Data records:
----------

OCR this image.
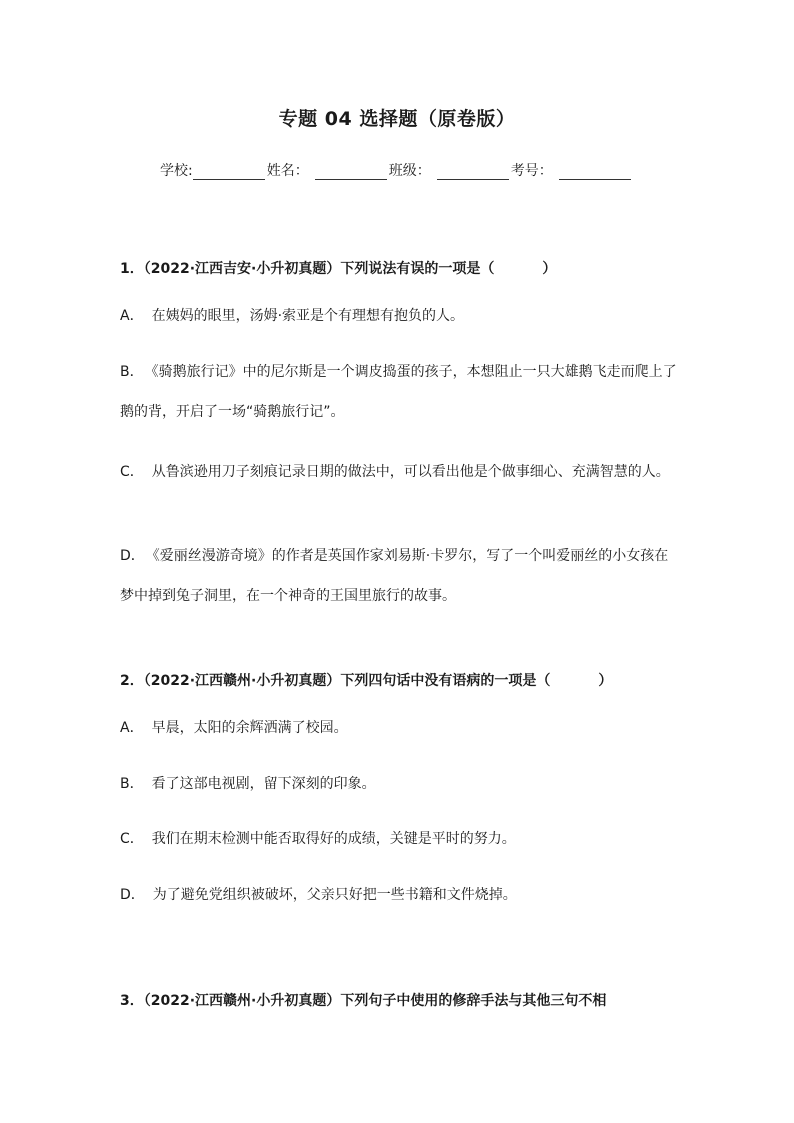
专题 04 选择题（原卷版）
学校:	姓名：	班级：	考号：
1．（2022·江西吉安·小升初真题）下列说法有误的一项是（	）
A． 在姨妈的眼里，汤姆·索亚是个有理想有抱负的人。
B． 《骑鹅旅行记》中的尼尔斯是一个调皮捣蛋的孩子，本想阻止一只大雄鹅飞走而爬上了鹅的背，开启了一场“骑鹅旅行记”。
C． 从鲁滨逊用刀子刻痕记录日期的做法中，可以看出他是个做事细心、充满智慧的人。
D． 《爱丽丝漫游奇境》的作者是英国作家刘易斯·卡罗尔，写了一个叫爱丽丝的小女孩在梦中掉到兔子洞里，在一个神奇的王国里旅行的故事。
2．（2022·江西赣州·小升初真题）下列四句话中没有语病的一项是（	）
A． 早晨，太阳的余辉洒满了校园。
B． 看了这部电视剧，留下深刻的印象。
C． 我们在期末检测中能否取得好的成绩，关键是平时的努力。
D． 为了避免党组织被破坏，父亲只好把一些书籍和文件烧掉。
3．（2022·江西赣州·小升初真题）下列句子中使用的修辞手法与其他三句不相
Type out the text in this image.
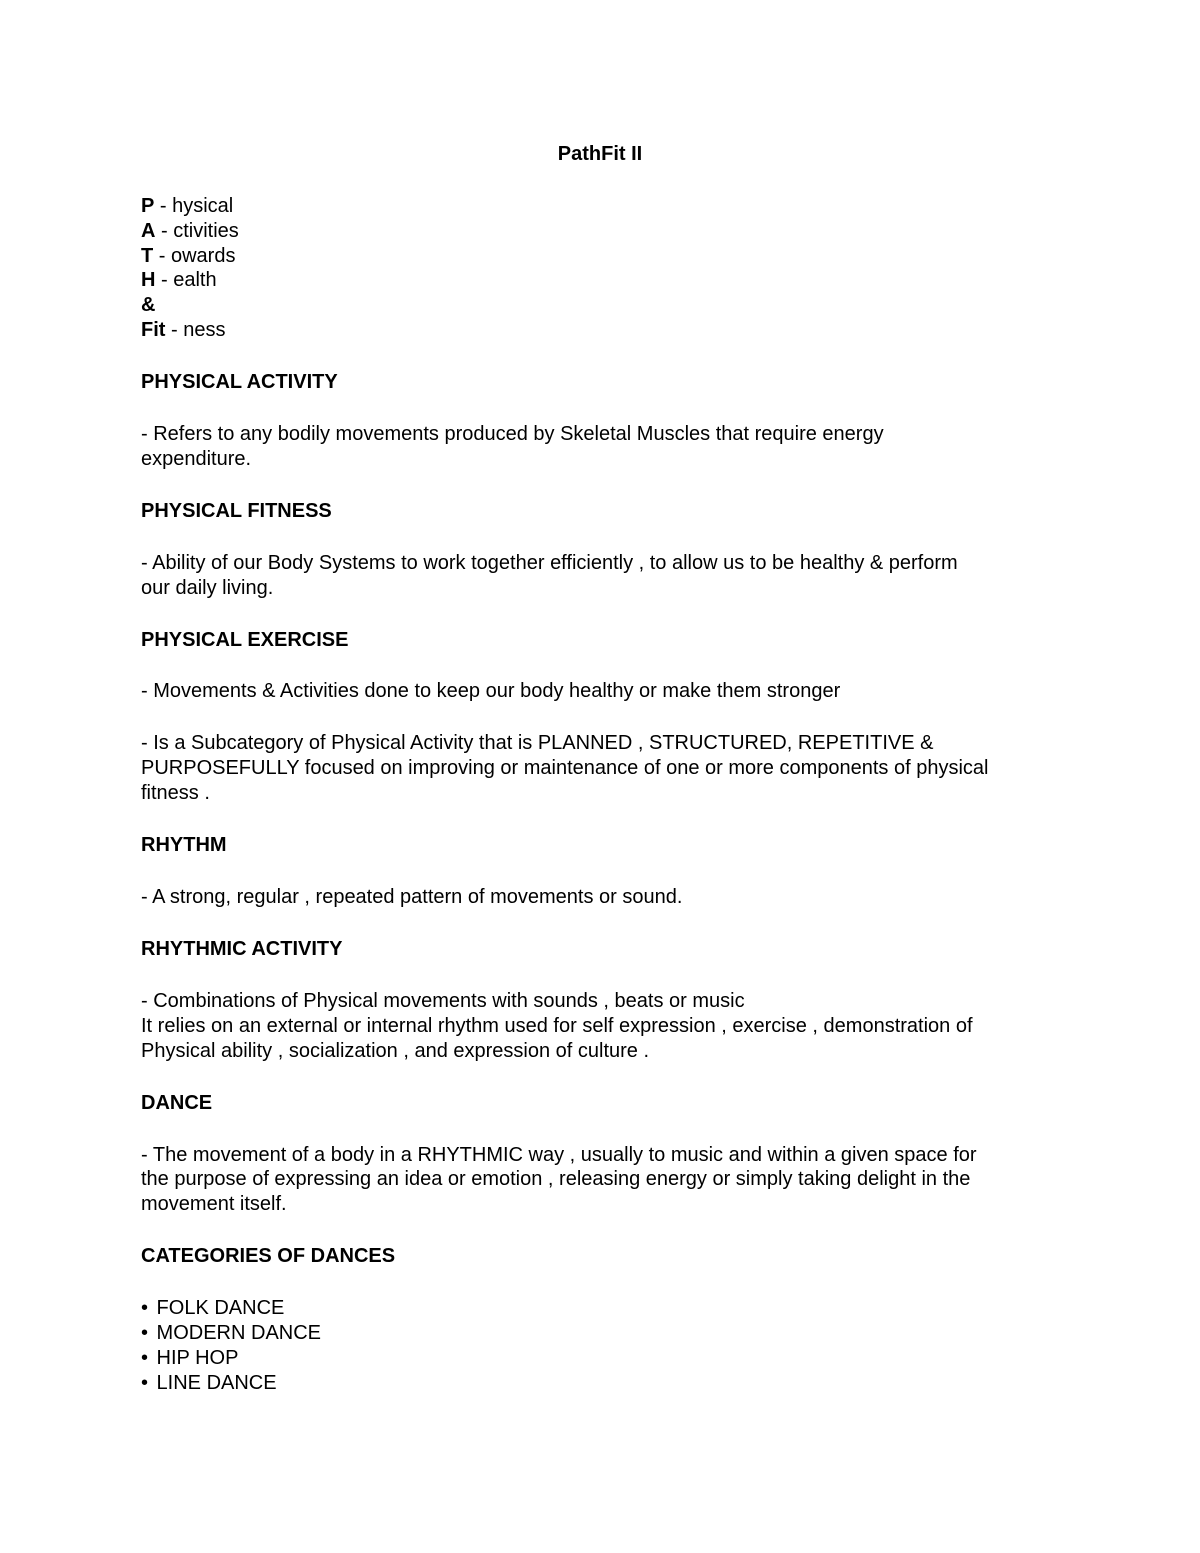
PathFit II
P - hysical
A - ctivities
T - owards
H - ealth
&
Fit - ness
PHYSICAL ACTIVITY
- Refers to any bodily movements produced by Skeletal Muscles that require energy
expenditure.
PHYSICAL FITNESS
- Ability of our Body Systems to work together efficiently , to allow us to be healthy & perform
our daily living.
PHYSICAL EXERCISE
- Movements & Activities done to keep our body healthy or make them stronger
- Is a Subcategory of Physical Activity that is PLANNED , STRUCTURED, REPETITIVE &
PURPOSEFULLY focused on improving or maintenance of one or more components of physical
fitness .
RHYTHM
- A strong, regular , repeated pattern of movements or sound.
RHYTHMIC ACTIVITY
- Combinations of Physical movements with sounds , beats or music
It relies on an external or internal rhythm used for self expression , exercise , demonstration of
Physical ability , socialization , and expression of culture .
DANCE
- The movement of a body in a RHYTHMIC way , usually to music and within a given space for
the purpose of expressing an idea or emotion , releasing energy or simply taking delight in the
movement itself.
CATEGORIES OF DANCES
• FOLK DANCE
• MODERN DANCE
• HIP HOP
• LINE DANCE
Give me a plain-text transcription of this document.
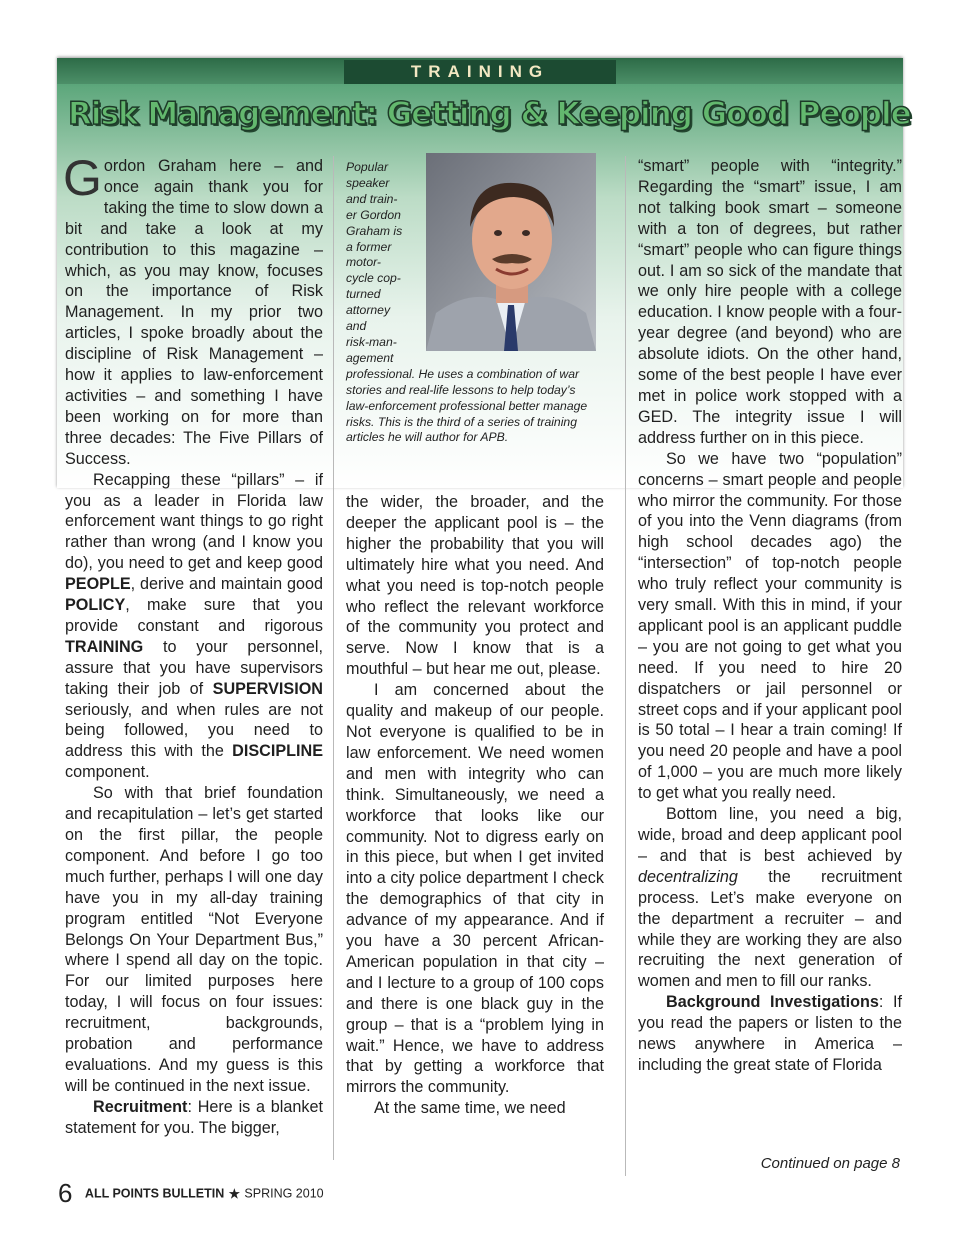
TRAINING
Risk Management: Getting & Keeping Good People

Gordon Graham here – and once again thank you for taking the time to slow down a bit and take a look at my contribution to this magazine – which, as you may know, focuses on the importance of Risk Management. In my prior two articles, I spoke broadly about the discipline of Risk Management – how it applies to law-enforcement activities – and something I have been working on for more than three decades: The Five Pillars of Success.

Recapping these “pillars” – if you as a leader in Florida law enforcement want things to go right rather than wrong (and I know you do), you need to get and keep good PEOPLE, derive and maintain good POLICY, make sure that you provide constant and rigorous TRAINING to your personnel, assure that you have supervisors taking their job of SUPERVISION seriously, and when rules are not being followed, you need to address this with the DISCIPLINE component.

So with that brief foundation and recapitulation – let’s get started on the first pillar, the people component. And before I go too much further, perhaps I will one day have you in my all-day training program entitled “Not Everyone Belongs On Your Department Bus,” where I spend all day on the topic. For our limited purposes here today, I will focus on four issues: recruitment, backgrounds, probation and performance evaluations. And my guess is this will be continued in the next issue.

Recruitment: Here is a blanket statement for you. The bigger,

Popular
speaker
and train-
er Gordon
Graham is
a former
motor-
cycle cop-
turned
attorney
and
risk-man-
agement
professional. He uses a combination of war stories and real-life lessons to help today’s law-enforcement professional better manage risks. This is the third of a series of training articles he will author for APB.

the wider, the broader, and the deeper the applicant pool is – the higher the probability that you will ultimately hire what you need. And what you need is top-notch people who reflect the relevant workforce of the community you protect and serve. Now I know that is a mouthful – but hear me out, please.

I am concerned about the quality and makeup of our people. Not everyone is qualified to be in law enforcement. We need women and men with integrity who can think. Simultaneously, we need a workforce that looks like our community. Not to digress early on in this piece, but when I get invited into a city police department I check the demographics of that city in advance of my appearance. And if you have a 30 percent African-American population in that city – and I lecture to a group of 100 cops and there is one black guy in the group – that is a “problem lying in wait.” Hence, we have to address that by getting a workforce that mirrors the community.

At the same time, we need

“smart” people with “integrity.” Regarding the “smart” issue, I am not talking book smart – someone with a ton of degrees, but rather “smart” people who can figure things out. I am so sick of the mandate that we only hire people with a college education. I know people with a four-year degree (and beyond) who are absolute idiots. On the other hand, some of the best people I have ever met in police work stopped with a GED. The integrity issue I will address further on in this piece.

So we have two “population” concerns – smart people and people who mirror the community. For those of you into the Venn diagrams (from high school decades ago) the “intersection” of top-notch people who truly reflect your community is very small. With this in mind, if your applicant pool is an applicant puddle – you are not going to get what you need. If you need to hire 20 dispatchers or jail personnel or street cops and if your applicant pool is 50 total – I hear a train coming! If you need 20 people and have a pool of 1,000 – you are much more likely to get what you really need.

Bottom line, you need a big, wide, broad and deep applicant pool – and that is best achieved by decentralizing the recruitment process. Let’s make everyone on the department a recruiter – and while they are working they are also recruiting the next generation of women and men to fill our ranks.

Background Investigations: If you read the papers or listen to the news anywhere in America – including the great state of Florida

Continued on page 8
6 ALL POINTS BULLETIN ★ SPRING 2010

----------

Repeat each entry exactly. Pictures do not belong in the copy.

EXERCISE RESULT:
OCR this image.
专题 04 选择题（原卷版）
学校:	姓名：	班级：	考号：
1．（2022·江西吉安·小升初真题）下列说法有误的一项是（	）
A． 在姨妈的眼里，汤姆·索亚是个有理想有抱负的人。
B． 《骑鹅旅行记》中的尼尔斯是一个调皮捣蛋的孩子，本想阻止一只大雄鹅飞走而爬上了鹅的背，开启了一场“骑鹅旅行记”。
C． 从鲁滨逊用刀子刻痕记录日期的做法中，可以看出他是个做事细心、充满智慧的人。
D． 《爱丽丝漫游奇境》的作者是英国作家刘易斯·卡罗尔，写了一个叫爱丽丝的小女孩在梦中掉到兔子洞里，在一个神奇的王国里旅行的故事。
2．（2022·江西赣州·小升初真题）下列四句话中没有语病的一项是（	）
A． 早晨，太阳的余辉洒满了校园。
B． 看了这部电视剧，留下深刻的印象。
C． 我们在期末检测中能否取得好的成绩，关键是平时的努力。
D． 为了避免党组织被破坏，父亲只好把一些书籍和文件烧掉。
3．（2022·江西赣州·小升初真题）下列句子中使用的修辞手法与其他三句不相
Type out the text in this image.
PathFit II
P - hysical
A - ctivities
T - owards
H - ealth
&
Fit - ness
PHYSICAL ACTIVITY
- Refers to any bodily movements produced by Skeletal Muscles that require energy
expenditure.
PHYSICAL FITNESS
- Ability of our Body Systems to work together efficiently , to allow us to be healthy & perform
our daily living.
PHYSICAL EXERCISE
- Movements & Activities done to keep our body healthy or make them stronger
- Is a Subcategory of Physical Activity that is PLANNED , STRUCTURED, REPETITIVE &
PURPOSEFULLY focused on improving or maintenance of one or more components of physical
fitness .
RHYTHM
- A strong, regular , repeated pattern of movements or sound.
RHYTHMIC ACTIVITY
- Combinations of Physical movements with sounds , beats or music
It relies on an external or internal rhythm used for self expression , exercise , demonstration of
Physical ability , socialization , and expression of culture .
DANCE
- The movement of a body in a RHYTHMIC way , usually to music and within a given space for
the purpose of expressing an idea or emotion , releasing energy or simply taking delight in the
movement itself.
CATEGORIES OF DANCES
• FOLK DANCE
• MODERN DANCE
• HIP HOP
• LINE DANCE
Give me a plain-text transcription of this document.
TRAINING
Risk Management: Getting & Keeping Good People

Gordon Graham here – and once again thank you for taking the time to slow down a bit and take a look at my contribution to this magazine – which, as you may know, focuses on the importance of Risk Management. In my prior two articles, I spoke broadly about the discipline of Risk Management – how it applies to law-enforcement activities – and something I have been working on for more than three decades: The Five Pillars of Success.

Recapping these “pillars” – if you as a leader in Florida law enforcement want things to go right rather than wrong (and I know you do), you need to get and keep good PEOPLE, derive and maintain good POLICY, make sure that you provide constant and rigorous TRAINING to your personnel, assure that you have supervisors taking their job of SUPERVISION seriously, and when rules are not being followed, you need to address this with the DISCIPLINE component.

So with that brief foundation and recapitulation – let’s get started on the first pillar, the people component. And before I go too much further, perhaps I will one day have you in my all-day training program entitled “Not Everyone Belongs On Your Department Bus,” where I spend all day on the topic. For our limited purposes here today, I will focus on four issues: recruitment, backgrounds, probation and performance evaluations. And my guess is this will be continued in the next issue.

Recruitment: Here is a blanket statement for you. The bigger,

Popular
speaker
and train-
er Gordon
Graham is
a former
motor-
cycle cop-
turned
attorney
and
risk-man-
agement
professional. He uses a combination of war stories and real-life lessons to help today’s law-enforcement professional better manage risks. This is the third of a series of training articles he will author for APB.

the wider, the broader, and the deeper the applicant pool is – the higher the probability that you will ultimately hire what you need. And what you need is top-notch people who reflect the relevant workforce of the community you protect and serve. Now I know that is a mouthful – but hear me out, please.

I am concerned about the quality and makeup of our people. Not everyone is qualified to be in law enforcement. We need women and men with integrity who can think. Simultaneously, we need a workforce that looks like our community. Not to digress early on in this piece, but when I get invited into a city police department I check the demographics of that city in advance of my appearance. And if you have a 30 percent African-American population in that city – and I lecture to a group of 100 cops and there is one black guy in the group – that is a “problem lying in wait.” Hence, we have to address that by getting a workforce that mirrors the community.

At the same time, we need

“smart” people with “integrity.” Regarding the “smart” issue, I am not talking book smart – someone with a ton of degrees, but rather “smart” people who can figure things out. I am so sick of the mandate that we only hire people with a college education. I know people with a four-year degree (and beyond) who are absolute idiots. On the other hand, some of the best people I have ever met in police work stopped with a GED. The integrity issue I will address further on in this piece.

So we have two “population” concerns – smart people and people who mirror the community. For those of you into the Venn diagrams (from high school decades ago) the “intersection” of top-notch people who truly reflect your community is very small. With this in mind, if your applicant pool is an applicant puddle – you are not going to get what you need. If you need to hire 20 dispatchers or jail personnel or street cops and if your applicant pool is 50 total – I hear a train coming! If you need 20 people and have a pool of 1,000 – you are much more likely to get what you really need.

Bottom line, you need a big, wide, broad and deep applicant pool – and that is best achieved by decentralizing the recruitment process. Let’s make everyone on the department a recruiter – and while they are working they are also recruiting the next generation of women and men to fill our ranks.

Background Investigations: If you read the papers or listen to the news anywhere in America – including the great state of Florida

Continued on page 8
6 ALL POINTS BULLETIN ★ SPRING 2010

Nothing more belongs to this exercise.